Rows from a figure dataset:
↓

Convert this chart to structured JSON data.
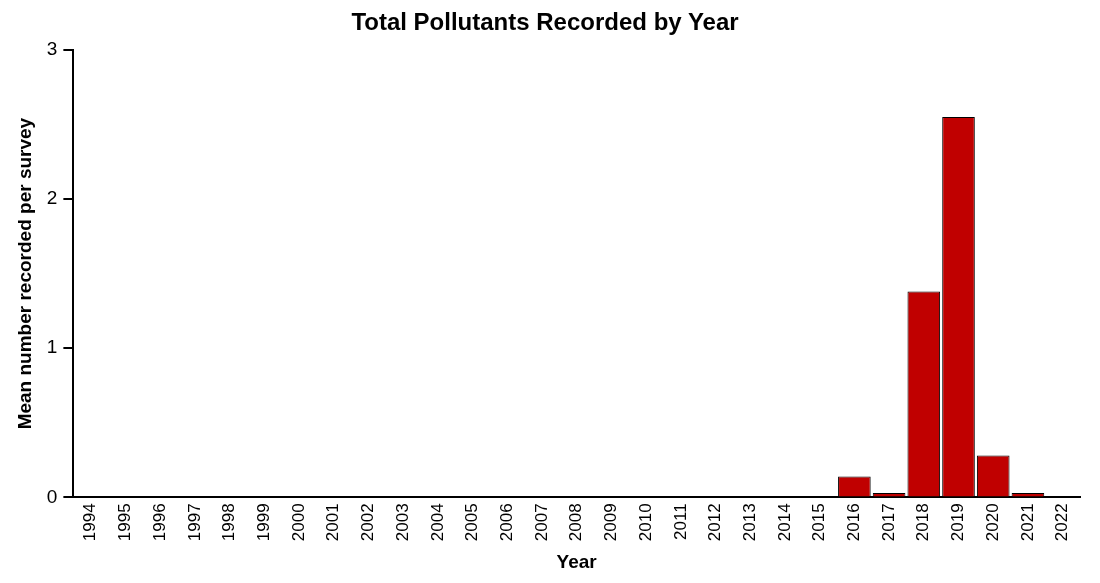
{
  "chart_data": {
    "type": "bar",
    "title": "Total Pollutants Recorded by Year",
    "xlabel": "Year",
    "ylabel": "Mean number recorded per survey",
    "categories": [
      "1994",
      "1995",
      "1996",
      "1997",
      "1998",
      "1999",
      "2000",
      "2001",
      "2002",
      "2003",
      "2004",
      "2005",
      "2006",
      "2007",
      "2008",
      "2009",
      "2010",
      "2011",
      "2012",
      "2013",
      "2014",
      "2015",
      "2016",
      "2017",
      "2018",
      "2019",
      "2020",
      "2021",
      "2022"
    ],
    "values": [
      0,
      0,
      0,
      0,
      0,
      0,
      0,
      0,
      0,
      0,
      0,
      0,
      0,
      0,
      0,
      0,
      0,
      0,
      0,
      0,
      0,
      0,
      0.14,
      0.03,
      1.38,
      2.55,
      0.28,
      0.03,
      0
    ],
    "color": "#c00000",
    "ylim": [
      0,
      3
    ],
    "yticks": [
      0,
      1,
      2,
      3
    ],
    "grid": false,
    "legend": false
  }
}
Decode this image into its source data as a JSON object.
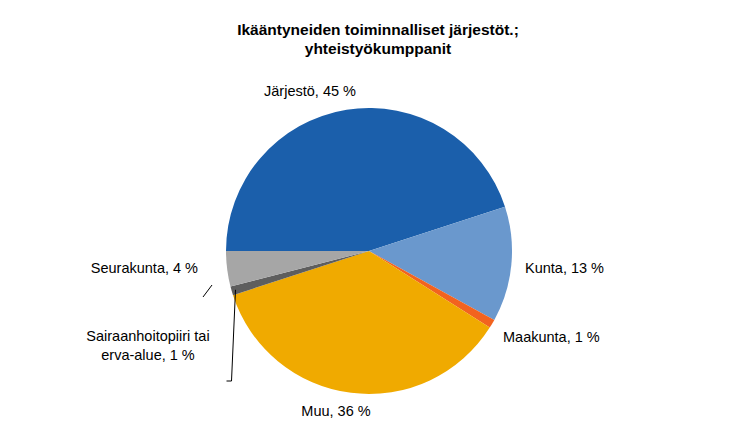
{
  "chart_data": {
    "type": "pie",
    "title": [
      "Ikääntyneiden toiminnalliset järjestöt.;",
      "yhteistyökumppanit"
    ],
    "categories": [
      "Järjestö",
      "Kunta",
      "Maakunta",
      "Muu",
      "Sairaanhoitopiiri tai erva-alue",
      "Seurakunta"
    ],
    "values": [
      45,
      13,
      1,
      36,
      1,
      4
    ],
    "value_labels": [
      "45 %",
      "13 %",
      "1 %",
      "36 %",
      "1 %",
      "4 %"
    ],
    "colors": [
      "#1b5fab",
      "#6a98cd",
      "#f2631f",
      "#f0aa00",
      "#5e5e5e",
      "#a6a6a6"
    ],
    "data_labels": true
  }
}
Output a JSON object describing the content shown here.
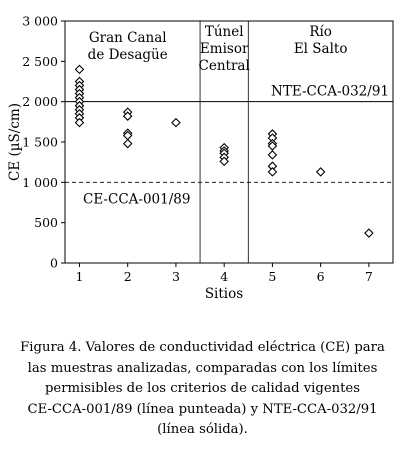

↑

*Given task:* Skip the pictures and print each record exactly as it stands.

*Solution to the problem:*
Convert this chart to structured JSON data.
{
  "chart_data": {
    "type": "bar",
    "title": "Total Pollutants Recorded by Year",
    "xlabel": "Year",
    "ylabel": "Mean number recorded per survey",
    "categories": [
      "1994",
      "1995",
      "1996",
      "1997",
      "1998",
      "1999",
      "2000",
      "2001",
      "2002",
      "2003",
      "2004",
      "2005",
      "2006",
      "2007",
      "2008",
      "2009",
      "2010",
      "2011",
      "2012",
      "2013",
      "2014",
      "2015",
      "2016",
      "2017",
      "2018",
      "2019",
      "2020",
      "2021",
      "2022"
    ],
    "values": [
      0,
      0,
      0,
      0,
      0,
      0,
      0,
      0,
      0,
      0,
      0,
      0,
      0,
      0,
      0,
      0,
      0,
      0,
      0,
      0,
      0,
      0,
      0.14,
      0.03,
      1.38,
      2.55,
      0.28,
      0.03,
      0
    ],
    "color": "#c00000",
    "ylim": [
      0,
      3
    ],
    "yticks": [
      0,
      1,
      2,
      3
    ],
    "grid": false,
    "legend": false
  }
}
Decode this image into its source data as a JSON object.
{
  "chart_data": {
    "type": "pie",
    "title": [
      "Ikääntyneiden toiminnalliset järjestöt.;",
      "yhteistyökumppanit"
    ],
    "categories": [
      "Järjestö",
      "Kunta",
      "Maakunta",
      "Muu",
      "Sairaanhoitopiiri tai erva-alue",
      "Seurakunta"
    ],
    "values": [
      45,
      13,
      1,
      36,
      1,
      4
    ],
    "value_labels": [
      "45 %",
      "13 %",
      "1 %",
      "36 %",
      "1 %",
      "4 %"
    ],
    "colors": [
      "#1b5fab",
      "#6a98cd",
      "#f2631f",
      "#f0aa00",
      "#5e5e5e",
      "#a6a6a6"
    ],
    "data_labels": true
  }
}
Output a JSON object describing the content shown here.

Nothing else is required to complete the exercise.